=== Goal ===
Find the lines holding the string "JSON" in the data, then copy all of them.

::: Material :::

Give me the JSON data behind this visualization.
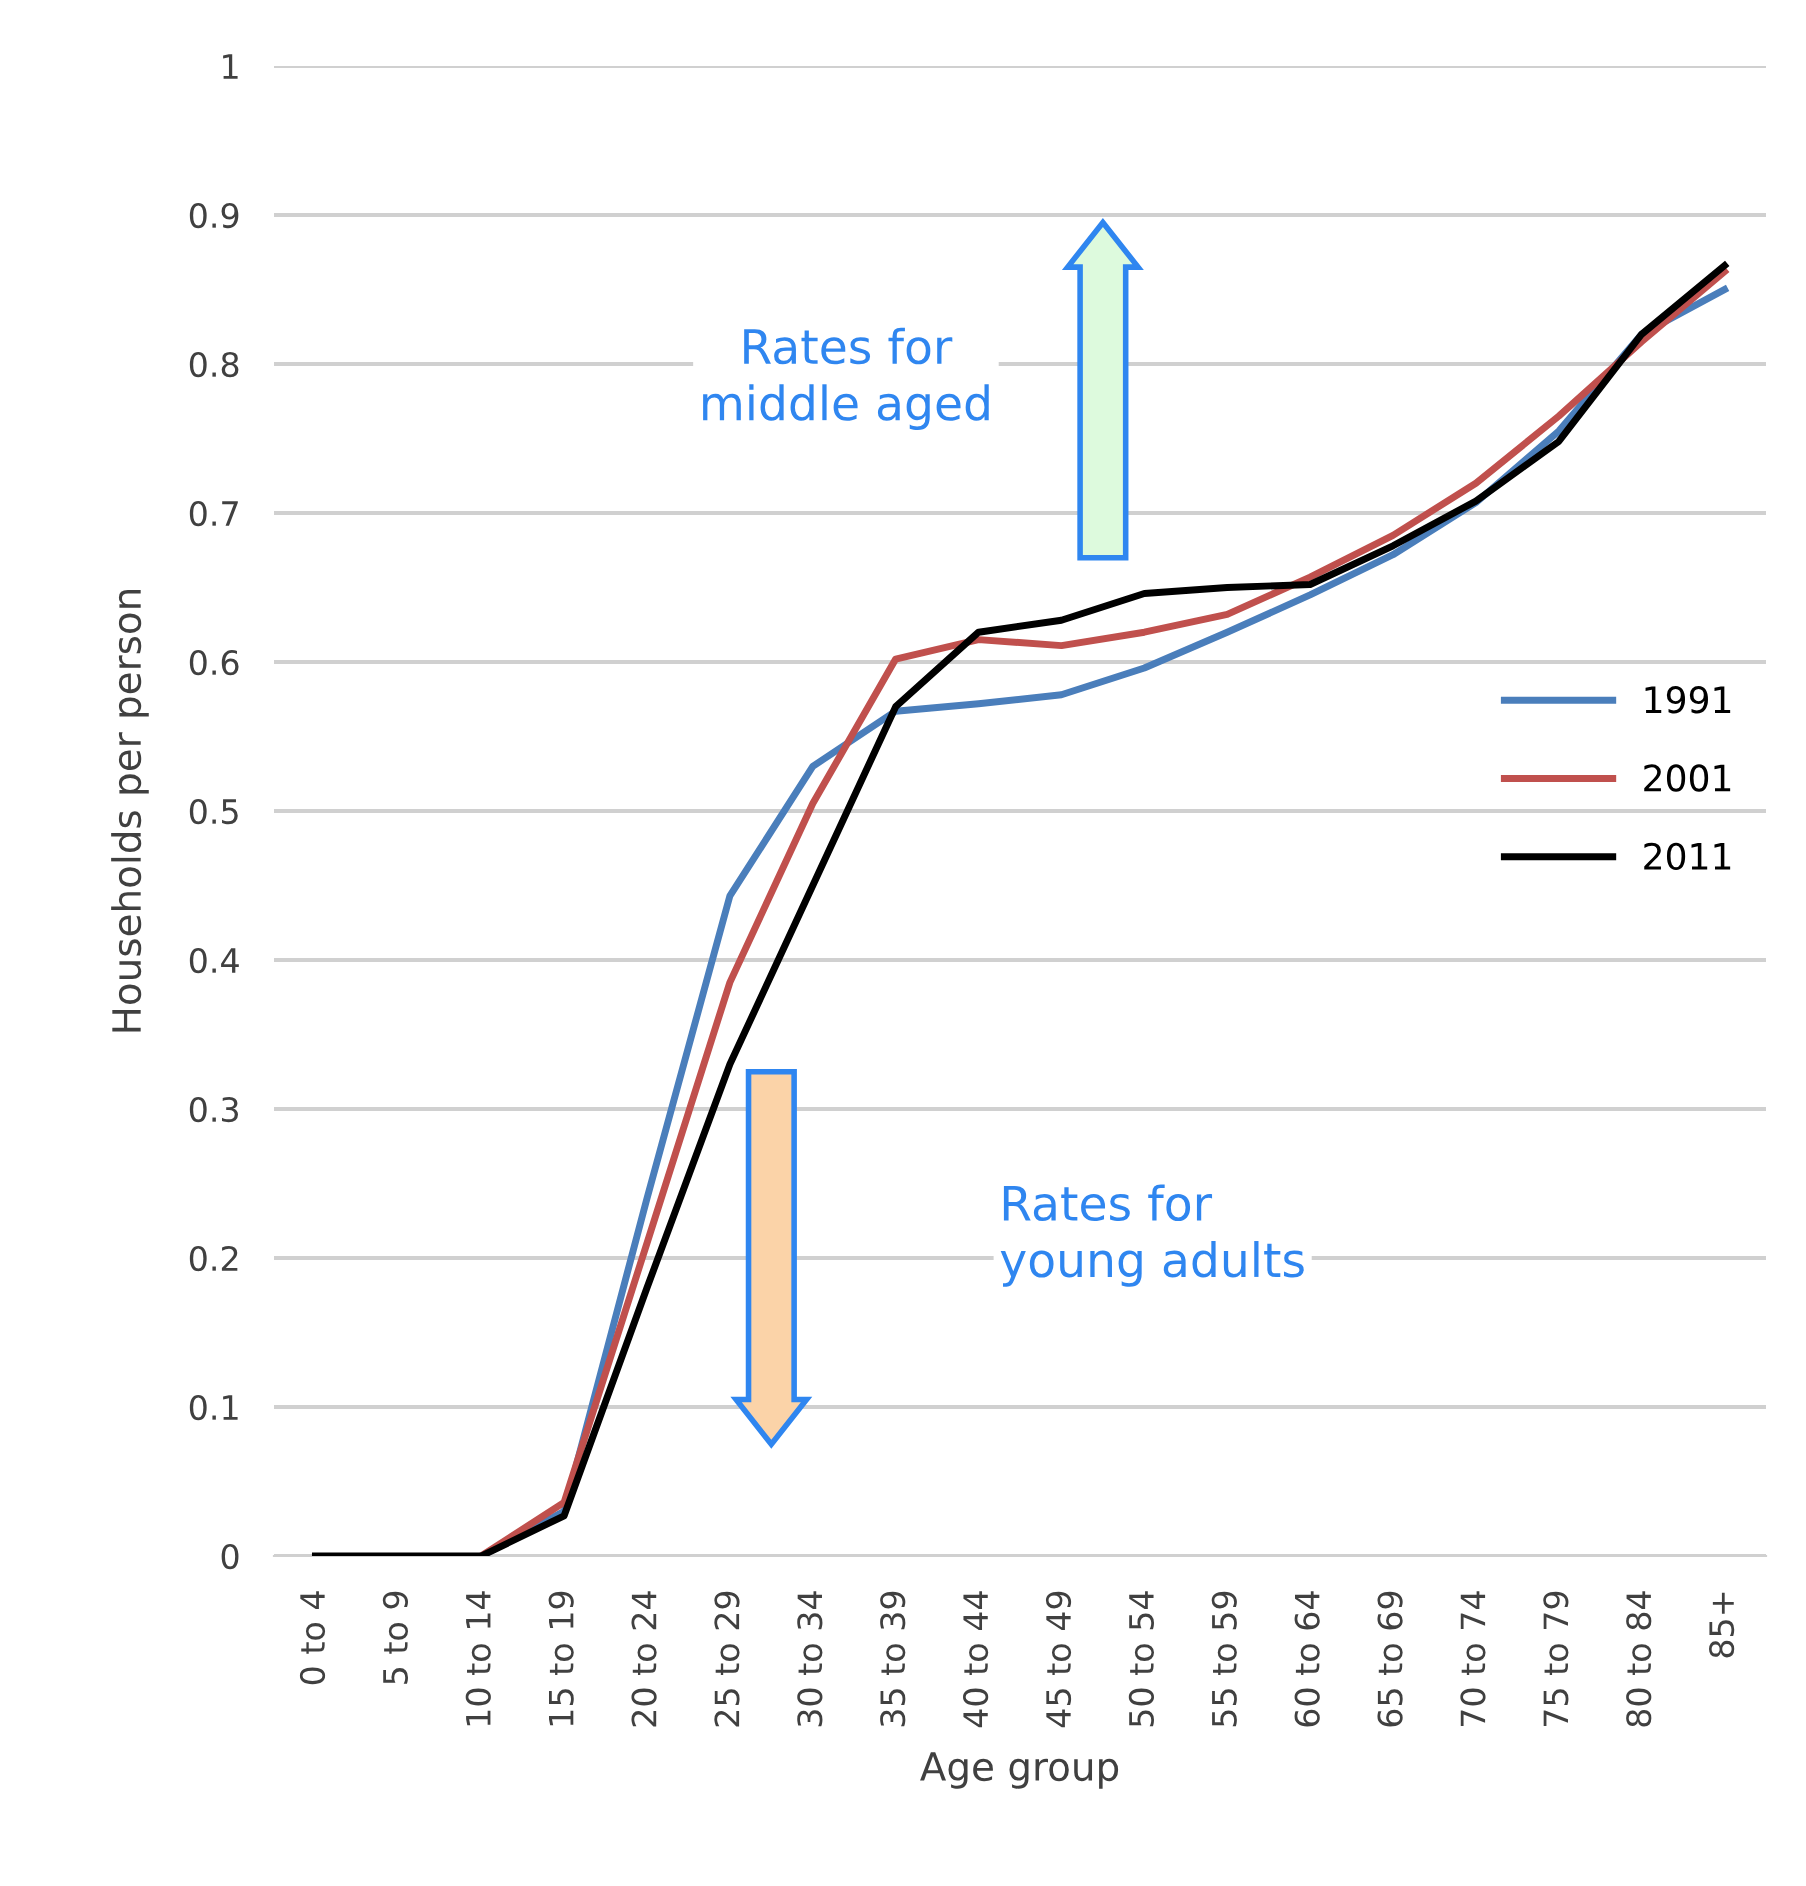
{
  "chart_data": {
    "type": "line",
    "xlabel": "Age group",
    "ylabel": "Households per person",
    "categories": [
      "0 to 4",
      "5 to 9",
      "10 to 14",
      "15 to 19",
      "20 to 24",
      "25 to 29",
      "30 to 34",
      "35 to 39",
      "40 to 44",
      "45 to 49",
      "50 to 54",
      "55 to 59",
      "60 to 64",
      "65 to 69",
      "70 to 74",
      "75 to 79",
      "80 to 84",
      "85+"
    ],
    "series": [
      {
        "name": "1991",
        "color": "#4a7ebb",
        "values": [
          null,
          null,
          0,
          0.03,
          0.24,
          0.443,
          0.53,
          0.567,
          0.572,
          0.578,
          0.596,
          0.62,
          0.645,
          0.672,
          0.707,
          0.755,
          0.82,
          0.85
        ]
      },
      {
        "name": "2001",
        "color": "#c0504d",
        "values": [
          null,
          null,
          0,
          0.036,
          0.21,
          0.385,
          0.505,
          0.602,
          0.615,
          0.611,
          0.62,
          0.632,
          0.657,
          0.685,
          0.72,
          0.765,
          0.815,
          0.862
        ]
      },
      {
        "name": "2011",
        "color": "#000000",
        "values": [
          0,
          0,
          0,
          0.027,
          0.18,
          0.33,
          0.45,
          0.57,
          0.62,
          0.628,
          0.646,
          0.65,
          0.652,
          0.678,
          0.708,
          0.748,
          0.82,
          0.866
        ]
      }
    ],
    "ylim": [
      0,
      1
    ],
    "yticks": [
      0,
      0.1,
      0.2,
      0.3,
      0.4,
      0.5,
      0.6,
      0.7,
      0.8,
      0.9,
      1
    ],
    "grid": "y",
    "legend": "right",
    "marker": "none",
    "line_style": "solid",
    "annotations": [
      "Rates for\nmiddle aged",
      "Rates for\nyoung adults"
    ]
  }
}
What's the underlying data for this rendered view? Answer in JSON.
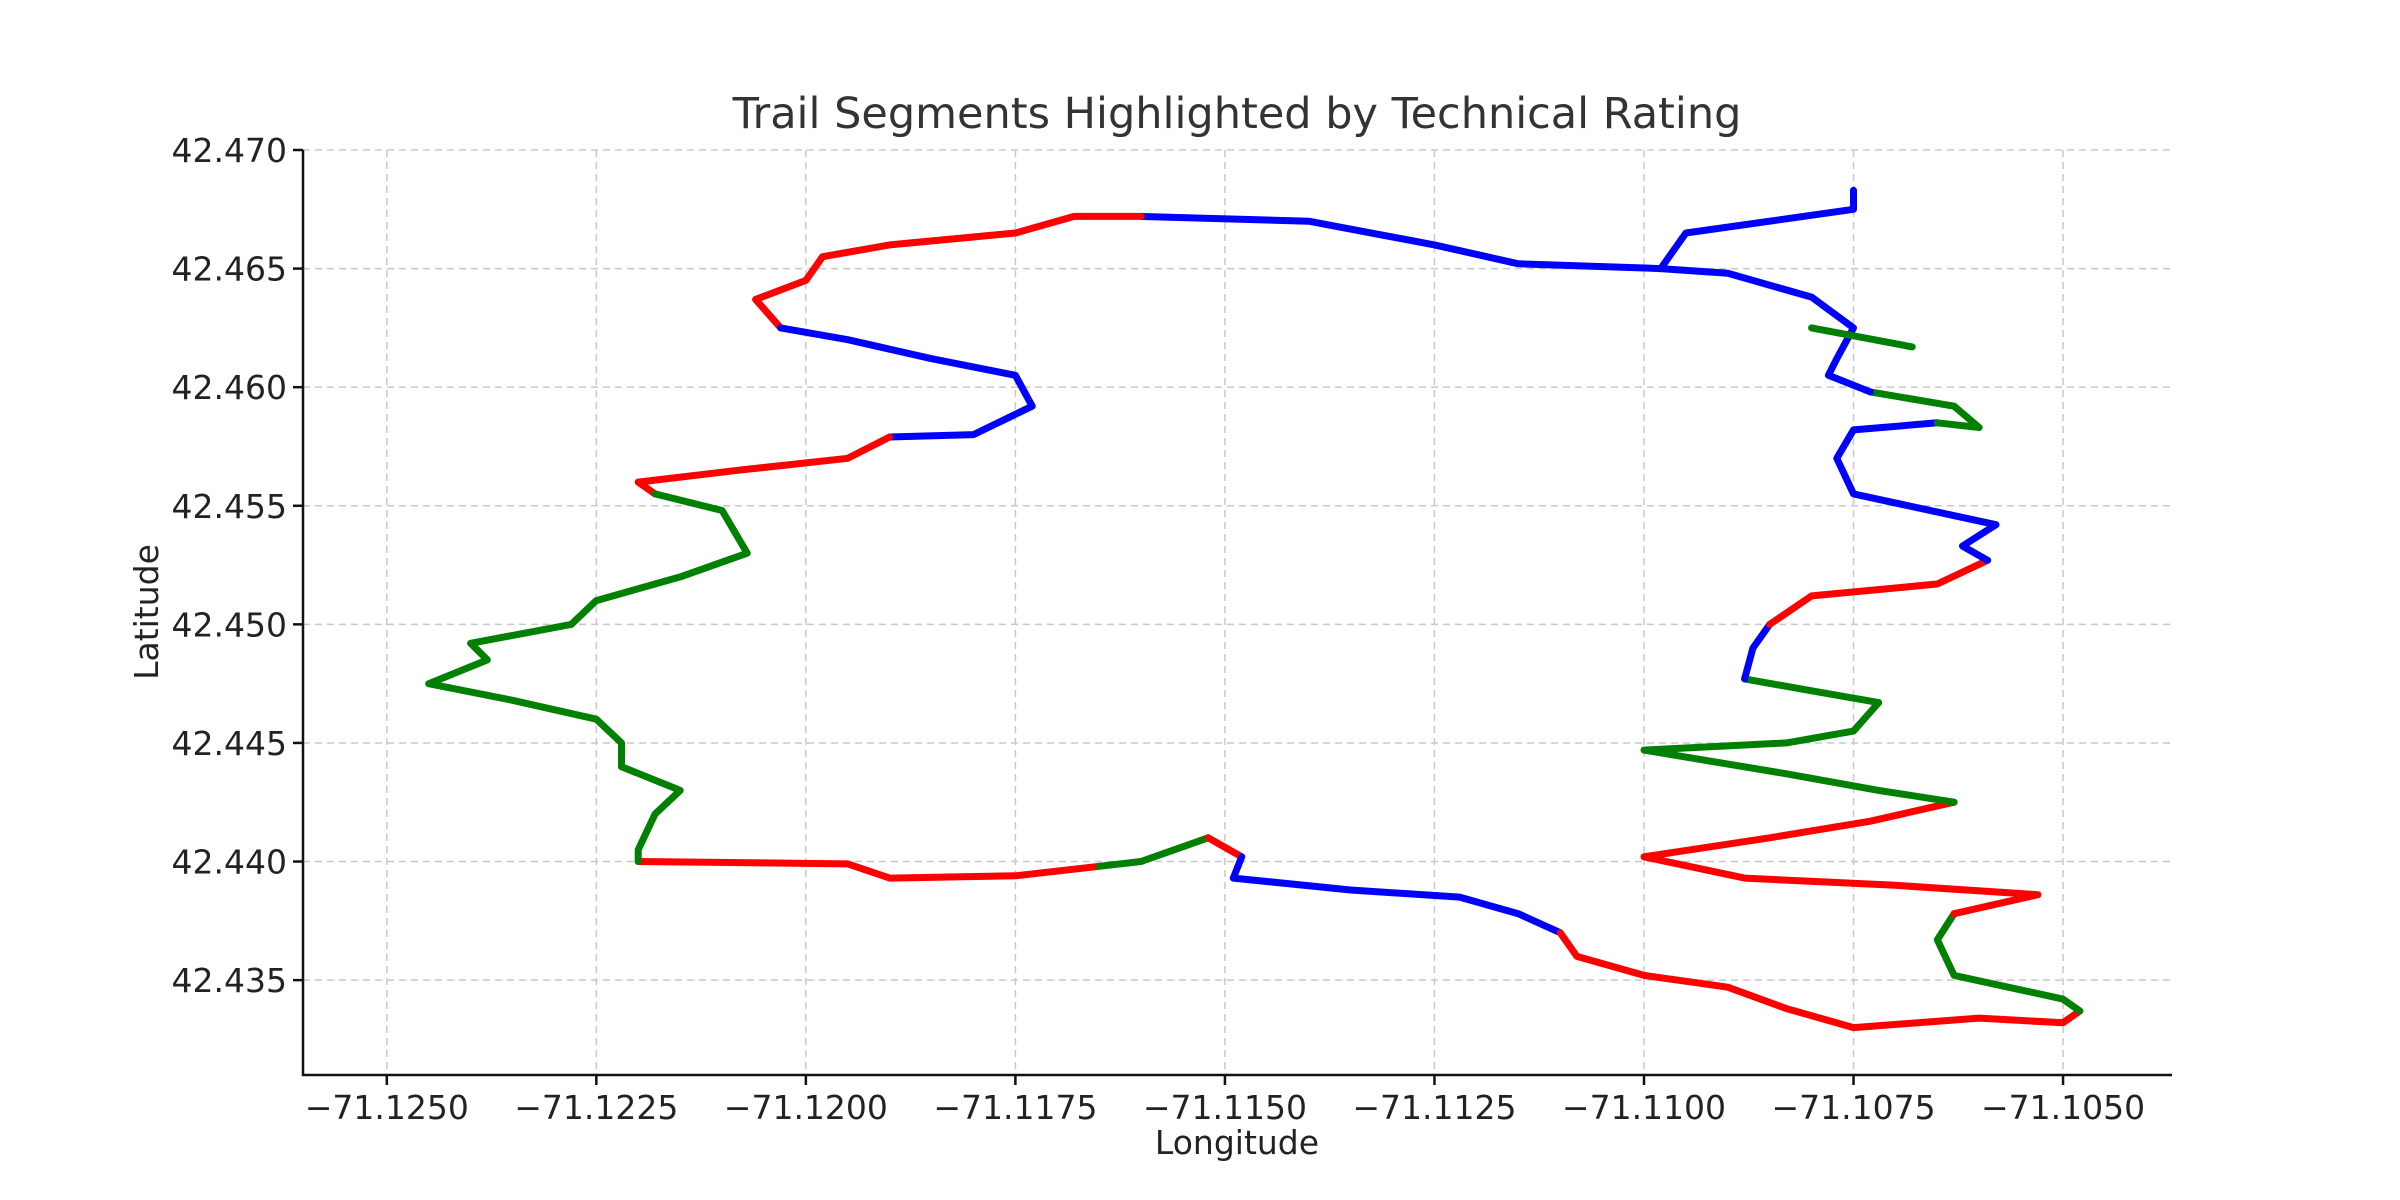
{
  "chart_data": {
    "type": "line",
    "title": "Trail Segments Highlighted by Technical Rating",
    "xlabel": "Longitude",
    "ylabel": "Latitude",
    "xlim": [
      -71.126,
      -71.1037
    ],
    "ylim": [
      42.431,
      42.47
    ],
    "xticks": [
      -71.125,
      -71.1225,
      -71.12,
      -71.1175,
      -71.115,
      -71.1125,
      -71.11,
      -71.1075,
      -71.105
    ],
    "xtick_labels": [
      "−71.1250",
      "−71.1225",
      "−71.1200",
      "−71.1175",
      "−71.1150",
      "−71.1125",
      "−71.1100",
      "−71.1075",
      "−71.1050"
    ],
    "yticks": [
      42.435,
      42.44,
      42.445,
      42.45,
      42.455,
      42.46,
      42.465,
      42.47
    ],
    "ytick_labels": [
      "42.435",
      "42.440",
      "42.445",
      "42.450",
      "42.455",
      "42.460",
      "42.465",
      "42.470"
    ],
    "grid": true,
    "colors": {
      "red": "#ff0000",
      "green": "#008000",
      "blue": "#0000ff"
    },
    "segments": [
      {
        "color": "red",
        "points": [
          [
            -71.122,
            42.44
          ],
          [
            -71.1195,
            42.4399
          ],
          [
            -71.119,
            42.4393
          ],
          [
            -71.1175,
            42.4394
          ],
          [
            -71.1165,
            42.4398
          ]
        ]
      },
      {
        "color": "green",
        "points": [
          [
            -71.1165,
            42.4398
          ],
          [
            -71.116,
            42.44
          ],
          [
            -71.1152,
            42.441
          ]
        ]
      },
      {
        "color": "red",
        "points": [
          [
            -71.1152,
            42.441
          ],
          [
            -71.1148,
            42.4402
          ]
        ]
      },
      {
        "color": "blue",
        "points": [
          [
            -71.1148,
            42.4402
          ],
          [
            -71.1149,
            42.4393
          ],
          [
            -71.1135,
            42.4388
          ],
          [
            -71.1122,
            42.4385
          ],
          [
            -71.1115,
            42.4378
          ],
          [
            -71.111,
            42.437
          ]
        ]
      },
      {
        "color": "red",
        "points": [
          [
            -71.111,
            42.437
          ],
          [
            -71.1108,
            42.436
          ],
          [
            -71.11,
            42.4352
          ],
          [
            -71.109,
            42.4347
          ],
          [
            -71.1083,
            42.4338
          ],
          [
            -71.1075,
            42.433
          ],
          [
            -71.106,
            42.4334
          ],
          [
            -71.105,
            42.4332
          ],
          [
            -71.1048,
            42.4337
          ]
        ]
      },
      {
        "color": "green",
        "points": [
          [
            -71.1048,
            42.4337
          ],
          [
            -71.105,
            42.4342
          ],
          [
            -71.1063,
            42.4352
          ],
          [
            -71.1065,
            42.4367
          ],
          [
            -71.1063,
            42.4378
          ]
        ]
      },
      {
        "color": "red",
        "points": [
          [
            -71.1063,
            42.4378
          ],
          [
            -71.1053,
            42.4386
          ],
          [
            -71.107,
            42.439
          ],
          [
            -71.1088,
            42.4393
          ],
          [
            -71.11,
            42.4402
          ],
          [
            -71.1085,
            42.441
          ],
          [
            -71.1073,
            42.4417
          ],
          [
            -71.1063,
            42.4425
          ]
        ]
      },
      {
        "color": "green",
        "points": [
          [
            -71.1063,
            42.4425
          ],
          [
            -71.1072,
            42.443
          ],
          [
            -71.1083,
            42.4437
          ],
          [
            -71.11,
            42.4447
          ],
          [
            -71.1083,
            42.445
          ],
          [
            -71.1075,
            42.4455
          ],
          [
            -71.1072,
            42.4467
          ],
          [
            -71.108,
            42.4472
          ],
          [
            -71.1088,
            42.4477
          ]
        ]
      },
      {
        "color": "blue",
        "points": [
          [
            -71.1088,
            42.4477
          ],
          [
            -71.1087,
            42.449
          ],
          [
            -71.1085,
            42.45
          ]
        ]
      },
      {
        "color": "red",
        "points": [
          [
            -71.1085,
            42.45
          ],
          [
            -71.108,
            42.4512
          ],
          [
            -71.1065,
            42.4517
          ],
          [
            -71.1059,
            42.4527
          ]
        ]
      },
      {
        "color": "blue",
        "points": [
          [
            -71.1059,
            42.4527
          ],
          [
            -71.1062,
            42.4533
          ],
          [
            -71.1058,
            42.4542
          ],
          [
            -71.1075,
            42.4555
          ],
          [
            -71.1077,
            42.457
          ],
          [
            -71.1075,
            42.4582
          ],
          [
            -71.1065,
            42.4585
          ]
        ]
      },
      {
        "color": "green",
        "points": [
          [
            -71.1065,
            42.4585
          ],
          [
            -71.106,
            42.4583
          ],
          [
            -71.1063,
            42.4592
          ],
          [
            -71.1073,
            42.4598
          ]
        ]
      },
      {
        "color": "blue",
        "points": [
          [
            -71.1073,
            42.4598
          ],
          [
            -71.1078,
            42.4605
          ],
          [
            -71.1077,
            42.4612
          ],
          [
            -71.1075,
            42.4625
          ],
          [
            -71.108,
            42.4638
          ],
          [
            -71.109,
            42.4648
          ],
          [
            -71.1098,
            42.465
          ]
        ]
      },
      {
        "color": "blue",
        "points": [
          [
            -71.1098,
            42.465
          ],
          [
            -71.1115,
            42.4652
          ],
          [
            -71.1125,
            42.466
          ],
          [
            -71.114,
            42.467
          ],
          [
            -71.116,
            42.4672
          ]
        ]
      },
      {
        "color": "red",
        "points": [
          [
            -71.116,
            42.4672
          ],
          [
            -71.1168,
            42.4672
          ],
          [
            -71.1175,
            42.4665
          ],
          [
            -71.119,
            42.466
          ],
          [
            -71.1198,
            42.4655
          ],
          [
            -71.12,
            42.4645
          ],
          [
            -71.1206,
            42.4637
          ],
          [
            -71.1203,
            42.4625
          ]
        ]
      },
      {
        "color": "blue",
        "points": [
          [
            -71.1203,
            42.4625
          ],
          [
            -71.1195,
            42.462
          ],
          [
            -71.1185,
            42.4612
          ],
          [
            -71.1175,
            42.4605
          ],
          [
            -71.1173,
            42.4592
          ],
          [
            -71.118,
            42.458
          ],
          [
            -71.119,
            42.4579
          ]
        ]
      },
      {
        "color": "red",
        "points": [
          [
            -71.119,
            42.4579
          ],
          [
            -71.1195,
            42.457
          ],
          [
            -71.1208,
            42.4565
          ],
          [
            -71.122,
            42.456
          ],
          [
            -71.1218,
            42.4555
          ]
        ]
      },
      {
        "color": "green",
        "points": [
          [
            -71.1218,
            42.4555
          ],
          [
            -71.121,
            42.4548
          ],
          [
            -71.1207,
            42.453
          ],
          [
            -71.1215,
            42.452
          ],
          [
            -71.1225,
            42.451
          ],
          [
            -71.1228,
            42.45
          ],
          [
            -71.124,
            42.4492
          ],
          [
            -71.1238,
            42.4485
          ],
          [
            -71.1245,
            42.4475
          ],
          [
            -71.1235,
            42.4468
          ],
          [
            -71.1225,
            42.446
          ],
          [
            -71.1222,
            42.445
          ],
          [
            -71.1222,
            42.444
          ],
          [
            -71.1215,
            42.443
          ],
          [
            -71.1218,
            42.442
          ],
          [
            -71.122,
            42.4405
          ],
          [
            -71.122,
            42.44
          ]
        ]
      },
      {
        "color": "blue",
        "points": [
          [
            -71.1098,
            42.465
          ],
          [
            -71.1095,
            42.4665
          ],
          [
            -71.1085,
            42.467
          ],
          [
            -71.1075,
            42.4675
          ],
          [
            -71.1075,
            42.4683
          ]
        ]
      },
      {
        "color": "green",
        "points": [
          [
            -71.108,
            42.4625
          ],
          [
            -71.1068,
            42.4617
          ]
        ]
      }
    ]
  }
}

:::

=== Solution for this exercise ===
Give me the JSON data behind this visualization.
What's the underlying data for this rendered view? Answer in JSON.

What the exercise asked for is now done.